Saved data entries

++++++++++++++++++++

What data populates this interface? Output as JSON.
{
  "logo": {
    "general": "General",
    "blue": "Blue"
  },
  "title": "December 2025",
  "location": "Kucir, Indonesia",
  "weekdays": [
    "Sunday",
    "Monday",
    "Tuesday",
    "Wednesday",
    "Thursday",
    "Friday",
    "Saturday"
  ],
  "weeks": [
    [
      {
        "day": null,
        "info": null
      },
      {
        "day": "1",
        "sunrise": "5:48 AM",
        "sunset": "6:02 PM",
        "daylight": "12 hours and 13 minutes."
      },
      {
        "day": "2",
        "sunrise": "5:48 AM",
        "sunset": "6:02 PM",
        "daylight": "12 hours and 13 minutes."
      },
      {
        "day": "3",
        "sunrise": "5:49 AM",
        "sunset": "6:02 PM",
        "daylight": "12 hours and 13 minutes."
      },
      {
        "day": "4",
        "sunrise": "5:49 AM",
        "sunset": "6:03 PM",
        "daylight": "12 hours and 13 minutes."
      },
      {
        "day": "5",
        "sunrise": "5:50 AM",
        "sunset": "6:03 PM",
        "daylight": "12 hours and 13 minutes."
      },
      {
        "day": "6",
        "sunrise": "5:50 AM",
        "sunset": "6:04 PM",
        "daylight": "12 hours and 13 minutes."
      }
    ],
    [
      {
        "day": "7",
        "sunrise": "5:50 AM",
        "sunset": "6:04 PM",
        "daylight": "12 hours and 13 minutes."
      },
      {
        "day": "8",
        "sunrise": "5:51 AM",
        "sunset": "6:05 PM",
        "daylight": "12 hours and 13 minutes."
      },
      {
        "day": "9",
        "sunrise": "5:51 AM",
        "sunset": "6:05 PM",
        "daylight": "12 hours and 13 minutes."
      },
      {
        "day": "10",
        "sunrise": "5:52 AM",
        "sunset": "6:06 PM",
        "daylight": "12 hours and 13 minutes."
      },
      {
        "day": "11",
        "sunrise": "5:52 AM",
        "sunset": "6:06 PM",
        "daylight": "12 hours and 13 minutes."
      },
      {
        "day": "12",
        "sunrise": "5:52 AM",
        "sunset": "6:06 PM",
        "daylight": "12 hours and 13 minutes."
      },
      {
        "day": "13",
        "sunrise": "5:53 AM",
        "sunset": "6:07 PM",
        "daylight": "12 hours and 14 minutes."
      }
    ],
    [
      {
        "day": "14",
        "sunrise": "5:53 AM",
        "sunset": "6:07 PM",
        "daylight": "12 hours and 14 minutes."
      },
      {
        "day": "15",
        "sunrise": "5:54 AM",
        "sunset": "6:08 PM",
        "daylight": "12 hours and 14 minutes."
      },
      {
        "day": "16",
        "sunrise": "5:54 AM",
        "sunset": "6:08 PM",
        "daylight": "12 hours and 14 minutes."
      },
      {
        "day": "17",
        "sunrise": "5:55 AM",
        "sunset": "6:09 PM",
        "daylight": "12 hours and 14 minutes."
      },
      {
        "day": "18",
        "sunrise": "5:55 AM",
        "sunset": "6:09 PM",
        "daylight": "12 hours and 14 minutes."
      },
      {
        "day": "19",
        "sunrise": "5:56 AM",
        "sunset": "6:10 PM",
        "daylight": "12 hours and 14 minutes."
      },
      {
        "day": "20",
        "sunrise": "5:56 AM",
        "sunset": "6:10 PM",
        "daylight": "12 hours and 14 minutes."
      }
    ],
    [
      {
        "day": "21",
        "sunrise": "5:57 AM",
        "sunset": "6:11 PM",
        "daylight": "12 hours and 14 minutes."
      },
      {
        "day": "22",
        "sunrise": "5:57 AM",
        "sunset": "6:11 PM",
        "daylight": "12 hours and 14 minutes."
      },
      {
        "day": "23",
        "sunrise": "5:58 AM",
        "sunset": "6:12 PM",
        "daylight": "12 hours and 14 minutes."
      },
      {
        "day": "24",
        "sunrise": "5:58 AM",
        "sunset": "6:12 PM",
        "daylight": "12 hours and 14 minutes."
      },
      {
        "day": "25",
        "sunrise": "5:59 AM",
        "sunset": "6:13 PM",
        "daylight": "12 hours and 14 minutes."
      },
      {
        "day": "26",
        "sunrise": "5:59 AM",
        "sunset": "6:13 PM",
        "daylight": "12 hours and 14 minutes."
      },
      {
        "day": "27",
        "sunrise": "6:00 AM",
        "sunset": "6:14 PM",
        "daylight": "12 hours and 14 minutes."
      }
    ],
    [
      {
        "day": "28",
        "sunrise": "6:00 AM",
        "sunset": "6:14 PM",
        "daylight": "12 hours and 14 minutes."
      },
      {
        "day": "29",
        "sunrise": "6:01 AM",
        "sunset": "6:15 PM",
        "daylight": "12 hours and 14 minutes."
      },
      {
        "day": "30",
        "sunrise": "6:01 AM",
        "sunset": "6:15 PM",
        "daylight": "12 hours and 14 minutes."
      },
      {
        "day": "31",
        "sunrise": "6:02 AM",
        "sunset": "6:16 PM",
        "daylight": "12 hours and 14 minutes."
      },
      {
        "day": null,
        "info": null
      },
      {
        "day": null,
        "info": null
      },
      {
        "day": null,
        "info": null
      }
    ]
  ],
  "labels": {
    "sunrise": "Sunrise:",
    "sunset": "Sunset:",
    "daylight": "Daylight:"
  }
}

++++++++++++++++++++

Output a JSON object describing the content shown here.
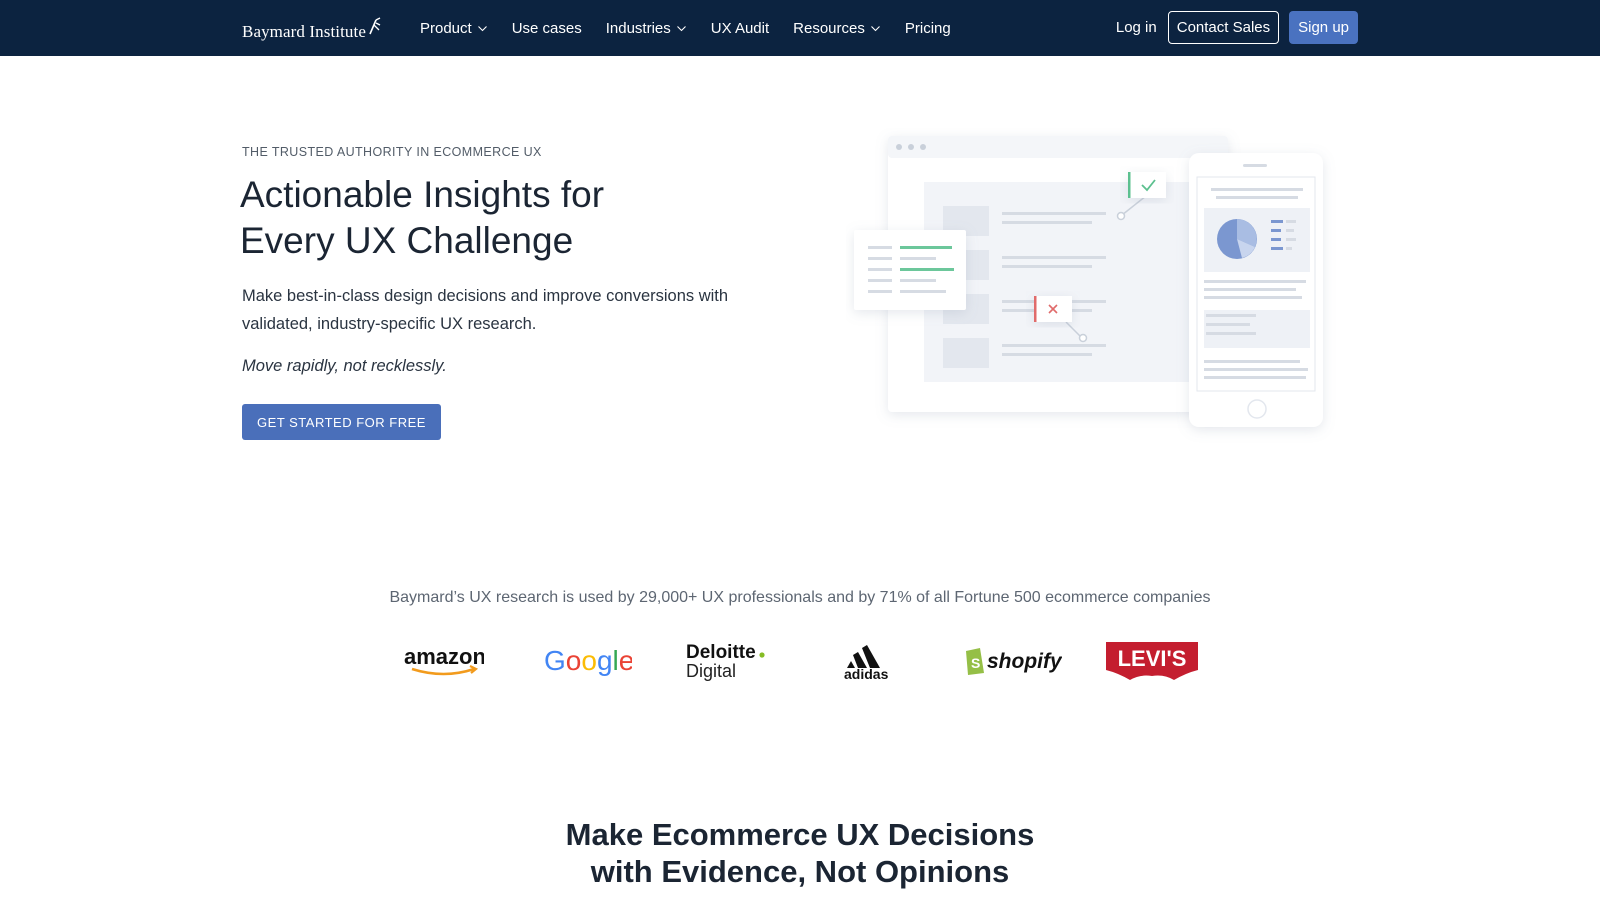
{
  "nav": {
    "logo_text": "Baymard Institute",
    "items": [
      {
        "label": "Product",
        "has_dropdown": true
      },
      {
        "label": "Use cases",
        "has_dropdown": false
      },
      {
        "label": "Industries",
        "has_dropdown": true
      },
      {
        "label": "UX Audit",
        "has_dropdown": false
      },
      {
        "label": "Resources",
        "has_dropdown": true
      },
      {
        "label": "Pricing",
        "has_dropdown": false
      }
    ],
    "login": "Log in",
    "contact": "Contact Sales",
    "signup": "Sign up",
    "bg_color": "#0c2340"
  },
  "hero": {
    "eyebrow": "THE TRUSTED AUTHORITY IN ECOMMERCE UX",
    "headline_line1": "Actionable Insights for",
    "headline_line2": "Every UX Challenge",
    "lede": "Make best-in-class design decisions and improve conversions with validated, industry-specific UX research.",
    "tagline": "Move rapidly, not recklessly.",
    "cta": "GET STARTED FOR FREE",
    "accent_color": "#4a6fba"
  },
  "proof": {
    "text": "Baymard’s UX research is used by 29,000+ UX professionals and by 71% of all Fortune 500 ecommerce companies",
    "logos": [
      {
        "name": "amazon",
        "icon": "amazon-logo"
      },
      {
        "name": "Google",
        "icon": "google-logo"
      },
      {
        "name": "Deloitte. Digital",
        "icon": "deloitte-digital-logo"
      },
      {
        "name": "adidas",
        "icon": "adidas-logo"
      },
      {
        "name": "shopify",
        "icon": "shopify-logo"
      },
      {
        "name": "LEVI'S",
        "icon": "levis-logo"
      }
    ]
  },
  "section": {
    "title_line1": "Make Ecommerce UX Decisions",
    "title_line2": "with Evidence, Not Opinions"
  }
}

++++++++++++++++++++

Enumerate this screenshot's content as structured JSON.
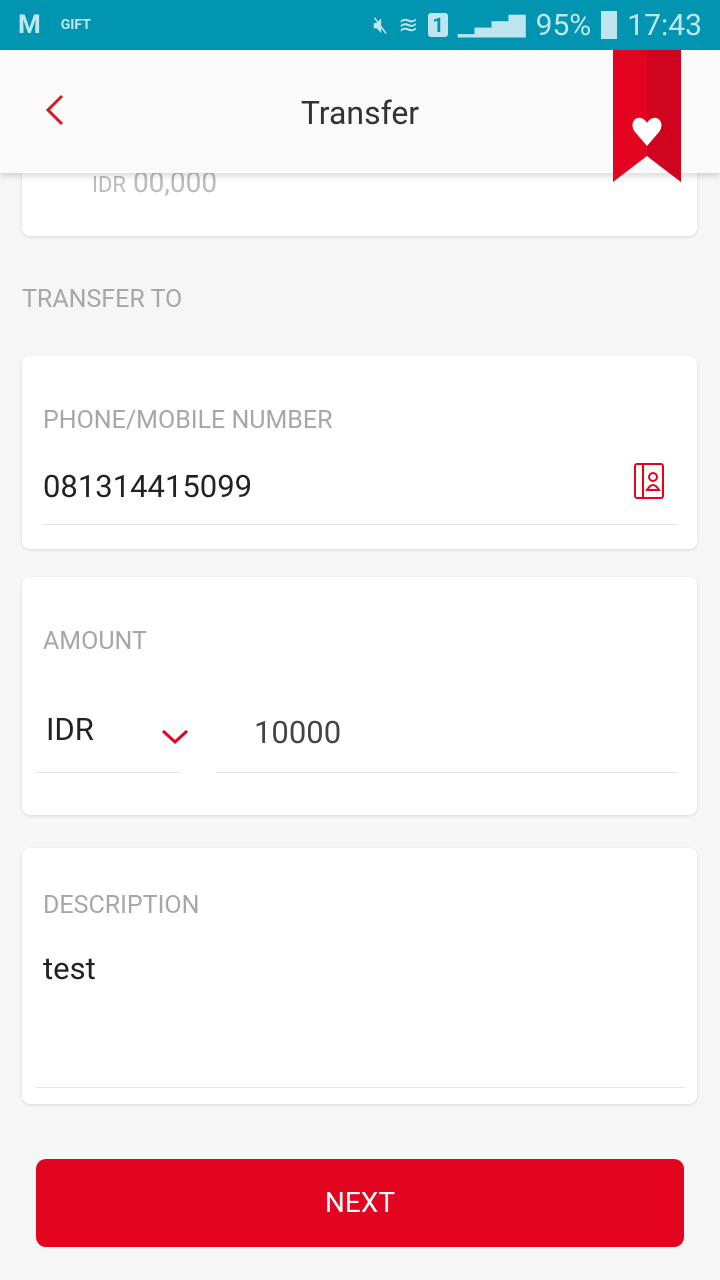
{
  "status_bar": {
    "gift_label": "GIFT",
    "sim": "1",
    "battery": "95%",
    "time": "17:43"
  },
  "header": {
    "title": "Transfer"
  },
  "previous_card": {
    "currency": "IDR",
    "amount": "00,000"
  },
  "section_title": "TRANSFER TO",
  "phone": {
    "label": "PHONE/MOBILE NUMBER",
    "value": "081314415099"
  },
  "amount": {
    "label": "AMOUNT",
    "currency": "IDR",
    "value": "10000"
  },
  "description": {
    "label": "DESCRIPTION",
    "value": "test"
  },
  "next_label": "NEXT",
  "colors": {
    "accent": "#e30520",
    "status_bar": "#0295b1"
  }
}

++++++++++++++++++++

Objective
Identify each line in the entries with the word "research" and copy it.

Exercise response
    "lede": "Make best-in-class design decisions and improve conversions with validated, industry-specific UX research.",
    "text": "Baymard’s UX research is used by 29,000+ UX professionals and by 71% of all Fortune 500 ecommerce companies",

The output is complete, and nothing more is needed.